==== MATERIAL TO PROCESS

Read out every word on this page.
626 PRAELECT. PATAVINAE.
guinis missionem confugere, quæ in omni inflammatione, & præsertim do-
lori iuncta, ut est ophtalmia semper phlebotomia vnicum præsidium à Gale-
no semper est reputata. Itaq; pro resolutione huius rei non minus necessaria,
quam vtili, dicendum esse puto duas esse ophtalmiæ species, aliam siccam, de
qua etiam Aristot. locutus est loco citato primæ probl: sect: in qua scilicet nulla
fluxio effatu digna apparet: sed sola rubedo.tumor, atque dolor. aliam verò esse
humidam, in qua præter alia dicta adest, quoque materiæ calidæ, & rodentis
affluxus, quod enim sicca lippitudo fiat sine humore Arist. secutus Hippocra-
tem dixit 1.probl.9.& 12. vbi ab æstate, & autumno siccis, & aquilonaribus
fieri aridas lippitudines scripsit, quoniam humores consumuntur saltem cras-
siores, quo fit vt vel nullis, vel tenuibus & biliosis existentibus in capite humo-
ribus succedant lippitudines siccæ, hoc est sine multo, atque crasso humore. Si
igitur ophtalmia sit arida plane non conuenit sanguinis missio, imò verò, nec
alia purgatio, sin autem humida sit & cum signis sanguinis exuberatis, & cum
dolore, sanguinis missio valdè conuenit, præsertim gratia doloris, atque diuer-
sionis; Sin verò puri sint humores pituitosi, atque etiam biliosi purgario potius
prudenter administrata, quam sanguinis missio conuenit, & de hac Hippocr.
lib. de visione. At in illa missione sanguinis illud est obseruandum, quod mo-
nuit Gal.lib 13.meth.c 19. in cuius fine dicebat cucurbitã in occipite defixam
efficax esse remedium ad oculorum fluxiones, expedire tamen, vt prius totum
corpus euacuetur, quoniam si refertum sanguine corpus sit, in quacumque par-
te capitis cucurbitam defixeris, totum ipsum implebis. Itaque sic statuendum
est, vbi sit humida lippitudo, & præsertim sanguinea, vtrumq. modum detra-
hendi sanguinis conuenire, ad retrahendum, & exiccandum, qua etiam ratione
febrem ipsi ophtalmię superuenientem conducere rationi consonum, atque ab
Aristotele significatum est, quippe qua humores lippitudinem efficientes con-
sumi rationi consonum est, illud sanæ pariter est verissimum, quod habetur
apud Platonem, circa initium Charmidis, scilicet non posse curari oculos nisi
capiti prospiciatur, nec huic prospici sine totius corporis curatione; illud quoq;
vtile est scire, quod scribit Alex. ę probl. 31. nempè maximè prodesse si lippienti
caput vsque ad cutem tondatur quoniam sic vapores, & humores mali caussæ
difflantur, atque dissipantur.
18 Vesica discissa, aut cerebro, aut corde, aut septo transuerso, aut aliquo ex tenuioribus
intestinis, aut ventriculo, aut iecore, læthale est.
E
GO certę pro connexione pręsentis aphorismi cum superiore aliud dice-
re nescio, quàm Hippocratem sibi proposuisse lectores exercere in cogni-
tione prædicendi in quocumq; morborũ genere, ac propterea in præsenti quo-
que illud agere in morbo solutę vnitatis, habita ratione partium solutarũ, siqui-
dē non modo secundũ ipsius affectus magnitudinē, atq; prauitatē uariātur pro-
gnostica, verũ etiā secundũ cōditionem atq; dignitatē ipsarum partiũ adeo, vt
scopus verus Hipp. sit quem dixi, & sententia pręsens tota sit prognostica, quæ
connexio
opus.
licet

========

Every record shown above must be echoed exactly.

Read out every word on this page.
626 PRAELECT. PATAVINAE.
guinis missionem confugere, quæ in omni inflammatione, & præsertim do-
lori iuncta, ut est ophtalmia semper phlebotomia vnicum præsidium à Gale-
no semper est reputata. Itaq; pro resolutione huius rei non minus necessaria,
quam vtili, dicendum esse puto duas esse ophtalmiæ species, aliam siccam, de
qua etiam Aristot. locutus est loco citato primæ probl: sect: in qua scilicet nulla
fluxio effatu digna apparet: sed sola rubedo.tumor, atque dolor. aliam verò esse
humidam, in qua præter alia dicta adest, quoque materiæ calidæ, & rodentis
affluxus, quod enim sicca lippitudo fiat sine humore Arist. secutus Hippocra-
tem dixit 1.probl.9.& 12. vbi ab æstate, & autumno siccis, & aquilonaribus
fieri aridas lippitudines scripsit, quoniam humores consumuntur saltem cras-
siores, quo fit vt vel nullis, vel tenuibus & biliosis existentibus in capite humo-
ribus succedant lippitudines siccæ, hoc est sine multo, atque crasso humore. Si
igitur ophtalmia sit arida plane non conuenit sanguinis missio, imò verò, nec
alia purgatio, sin autem humida sit & cum signis sanguinis exuberatis, & cum
dolore, sanguinis missio valdè conuenit, præsertim gratia doloris, atque diuer-
sionis; Sin verò puri sint humores pituitosi, atque etiam biliosi purgario potius
prudenter administrata, quam sanguinis missio conuenit, & de hac Hippocr.
lib. de visione. At in illa missione sanguinis illud est obseruandum, quod mo-
nuit Gal.lib 13.meth.c 19. in cuius fine dicebat cucurbitã in occipite defixam
efficax esse remedium ad oculorum fluxiones, expedire tamen, vt prius totum
corpus euacuetur, quoniam si refertum sanguine corpus sit, in quacumque par-
te capitis cucurbitam defixeris, totum ipsum implebis. Itaque sic statuendum
est, vbi sit humida lippitudo, & præsertim sanguinea, vtrumq. modum detra-
hendi sanguinis conuenire, ad retrahendum, & exiccandum, qua etiam ratione
febrem ipsi ophtalmię superuenientem conducere rationi consonum, atque ab
Aristotele significatum est, quippe qua humores lippitudinem efficientes con-
sumi rationi consonum est, illud sanæ pariter est verissimum, quod habetur
apud Platonem, circa initium Charmidis, scilicet non posse curari oculos nisi
capiti prospiciatur, nec huic prospici sine totius corporis curatione; illud quoq;
vtile est scire, quod scribit Alex. ę probl. 31. nempè maximè prodesse si lippienti
caput vsque ad cutem tondatur quoniam sic vapores, & humores mali caussæ
difflantur, atque dissipantur.
18 Vesica discissa, aut cerebro, aut corde, aut septo transuerso, aut aliquo ex tenuioribus
intestinis, aut ventriculo, aut iecore, læthale est.
E
GO certę pro connexione pręsentis aphorismi cum superiore aliud dice-
re nescio, quàm Hippocratem sibi proposuisse lectores exercere in cogni-
tione prædicendi in quocumq; morborũ genere, ac propterea in præsenti quo-
que illud agere in morbo solutę vnitatis, habita ratione partium solutarũ, siqui-
dē non modo secundũ ipsius affectus magnitudinē, atq; prauitatē uariātur pro-
gnostica, verũ etiā secundũ cōditionem atq; dignitatē ipsarum partiũ adeo, vt
scopus verus Hipp. sit quem dixi, & sententia pręsens tota sit prognostica, quæ
connexio
opus.
licet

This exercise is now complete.